To do: Present the following entries again, word for word and in full.

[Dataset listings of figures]
»»
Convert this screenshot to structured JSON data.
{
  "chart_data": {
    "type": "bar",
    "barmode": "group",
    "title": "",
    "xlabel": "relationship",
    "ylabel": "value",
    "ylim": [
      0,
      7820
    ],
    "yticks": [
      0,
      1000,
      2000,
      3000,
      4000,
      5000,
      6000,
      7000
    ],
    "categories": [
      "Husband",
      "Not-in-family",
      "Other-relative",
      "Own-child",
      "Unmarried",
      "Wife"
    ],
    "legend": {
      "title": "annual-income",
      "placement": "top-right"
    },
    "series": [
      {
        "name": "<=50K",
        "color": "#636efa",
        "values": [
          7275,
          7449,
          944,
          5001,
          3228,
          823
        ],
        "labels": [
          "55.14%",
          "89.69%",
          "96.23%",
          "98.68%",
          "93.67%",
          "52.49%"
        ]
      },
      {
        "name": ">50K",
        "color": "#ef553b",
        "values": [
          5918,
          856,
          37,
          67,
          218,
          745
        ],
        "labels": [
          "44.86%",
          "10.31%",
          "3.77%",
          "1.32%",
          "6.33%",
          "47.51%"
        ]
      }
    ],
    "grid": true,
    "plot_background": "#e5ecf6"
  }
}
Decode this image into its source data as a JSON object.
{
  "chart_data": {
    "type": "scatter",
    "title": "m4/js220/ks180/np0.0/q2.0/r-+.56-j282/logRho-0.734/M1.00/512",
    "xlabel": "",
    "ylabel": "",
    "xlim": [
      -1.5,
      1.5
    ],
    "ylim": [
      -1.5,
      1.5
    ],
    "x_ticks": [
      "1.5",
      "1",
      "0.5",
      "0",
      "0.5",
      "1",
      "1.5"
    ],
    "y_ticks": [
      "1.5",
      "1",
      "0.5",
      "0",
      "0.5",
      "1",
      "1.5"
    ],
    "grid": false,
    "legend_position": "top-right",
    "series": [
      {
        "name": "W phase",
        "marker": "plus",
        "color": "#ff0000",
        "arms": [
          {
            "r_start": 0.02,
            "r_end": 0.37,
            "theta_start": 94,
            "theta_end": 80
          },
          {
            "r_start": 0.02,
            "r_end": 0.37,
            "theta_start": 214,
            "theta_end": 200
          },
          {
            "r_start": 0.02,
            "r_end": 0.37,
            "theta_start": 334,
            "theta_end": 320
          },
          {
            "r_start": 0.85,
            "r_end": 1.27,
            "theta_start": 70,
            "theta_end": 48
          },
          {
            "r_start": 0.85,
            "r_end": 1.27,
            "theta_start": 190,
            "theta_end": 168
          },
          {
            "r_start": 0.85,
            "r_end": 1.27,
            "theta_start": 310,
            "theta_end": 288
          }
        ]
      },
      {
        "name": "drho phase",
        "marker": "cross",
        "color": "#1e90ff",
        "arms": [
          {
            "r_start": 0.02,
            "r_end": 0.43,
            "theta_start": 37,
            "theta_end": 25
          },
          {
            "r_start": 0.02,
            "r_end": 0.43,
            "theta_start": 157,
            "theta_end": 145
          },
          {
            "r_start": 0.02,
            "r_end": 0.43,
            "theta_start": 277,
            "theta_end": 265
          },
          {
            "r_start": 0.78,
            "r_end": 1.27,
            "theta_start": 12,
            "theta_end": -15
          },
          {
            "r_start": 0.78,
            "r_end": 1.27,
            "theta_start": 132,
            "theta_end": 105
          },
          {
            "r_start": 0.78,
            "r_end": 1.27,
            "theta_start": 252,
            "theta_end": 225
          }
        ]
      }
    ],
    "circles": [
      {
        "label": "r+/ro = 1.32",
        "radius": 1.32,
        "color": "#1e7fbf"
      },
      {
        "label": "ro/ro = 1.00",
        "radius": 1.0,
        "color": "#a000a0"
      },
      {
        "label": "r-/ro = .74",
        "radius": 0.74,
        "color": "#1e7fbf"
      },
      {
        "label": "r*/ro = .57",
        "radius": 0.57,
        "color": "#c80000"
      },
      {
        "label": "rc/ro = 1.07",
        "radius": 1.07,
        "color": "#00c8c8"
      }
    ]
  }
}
««
Reply to the task:
Convert this screenshot to structured JSON data.
{
  "chart_data": {
    "type": "bar",
    "barmode": "group",
    "title": "",
    "xlabel": "relationship",
    "ylabel": "value",
    "ylim": [
      0,
      7820
    ],
    "yticks": [
      0,
      1000,
      2000,
      3000,
      4000,
      5000,
      6000,
      7000
    ],
    "categories": [
      "Husband",
      "Not-in-family",
      "Other-relative",
      "Own-child",
      "Unmarried",
      "Wife"
    ],
    "legend": {
      "title": "annual-income",
      "placement": "top-right"
    },
    "series": [
      {
        "name": "<=50K",
        "color": "#636efa",
        "values": [
          7275,
          7449,
          944,
          5001,
          3228,
          823
        ],
        "labels": [
          "55.14%",
          "89.69%",
          "96.23%",
          "98.68%",
          "93.67%",
          "52.49%"
        ]
      },
      {
        "name": ">50K",
        "color": "#ef553b",
        "values": [
          5918,
          856,
          37,
          67,
          218,
          745
        ],
        "labels": [
          "44.86%",
          "10.31%",
          "3.77%",
          "1.32%",
          "6.33%",
          "47.51%"
        ]
      }
    ],
    "grid": true,
    "plot_background": "#e5ecf6"
  }
}
Decode this image into its source data as a JSON object.
{
  "chart_data": {
    "type": "scatter",
    "title": "m4/js220/ks180/np0.0/q2.0/r-+.56-j282/logRho-0.734/M1.00/512",
    "xlabel": "",
    "ylabel": "",
    "xlim": [
      -1.5,
      1.5
    ],
    "ylim": [
      -1.5,
      1.5
    ],
    "x_ticks": [
      "1.5",
      "1",
      "0.5",
      "0",
      "0.5",
      "1",
      "1.5"
    ],
    "y_ticks": [
      "1.5",
      "1",
      "0.5",
      "0",
      "0.5",
      "1",
      "1.5"
    ],
    "grid": false,
    "legend_position": "top-right",
    "series": [
      {
        "name": "W phase",
        "marker": "plus",
        "color": "#ff0000",
        "arms": [
          {
            "r_start": 0.02,
            "r_end": 0.37,
            "theta_start": 94,
            "theta_end": 80
          },
          {
            "r_start": 0.02,
            "r_end": 0.37,
            "theta_start": 214,
            "theta_end": 200
          },
          {
            "r_start": 0.02,
            "r_end": 0.37,
            "theta_start": 334,
            "theta_end": 320
          },
          {
            "r_start": 0.85,
            "r_end": 1.27,
            "theta_start": 70,
            "theta_end": 48
          },
          {
            "r_start": 0.85,
            "r_end": 1.27,
            "theta_start": 190,
            "theta_end": 168
          },
          {
            "r_start": 0.85,
            "r_end": 1.27,
            "theta_start": 310,
            "theta_end": 288
          }
        ]
      },
      {
        "name": "drho phase",
        "marker": "cross",
        "color": "#1e90ff",
        "arms": [
          {
            "r_start": 0.02,
            "r_end": 0.43,
            "theta_start": 37,
            "theta_end": 25
          },
          {
            "r_start": 0.02,
            "r_end": 0.43,
            "theta_start": 157,
            "theta_end": 145
          },
          {
            "r_start": 0.02,
            "r_end": 0.43,
            "theta_start": 277,
            "theta_end": 265
          },
          {
            "r_start": 0.78,
            "r_end": 1.27,
            "theta_start": 12,
            "theta_end": -15
          },
          {
            "r_start": 0.78,
            "r_end": 1.27,
            "theta_start": 132,
            "theta_end": 105
          },
          {
            "r_start": 0.78,
            "r_end": 1.27,
            "theta_start": 252,
            "theta_end": 225
          }
        ]
      }
    ],
    "circles": [
      {
        "label": "r+/ro = 1.32",
        "radius": 1.32,
        "color": "#1e7fbf"
      },
      {
        "label": "ro/ro = 1.00",
        "radius": 1.0,
        "color": "#a000a0"
      },
      {
        "label": "r-/ro = .74",
        "radius": 0.74,
        "color": "#1e7fbf"
      },
      {
        "label": "r*/ro = .57",
        "radius": 0.57,
        "color": "#c80000"
      },
      {
        "label": "rc/ro = 1.07",
        "radius": 1.07,
        "color": "#00c8c8"
      }
    ]
  }
}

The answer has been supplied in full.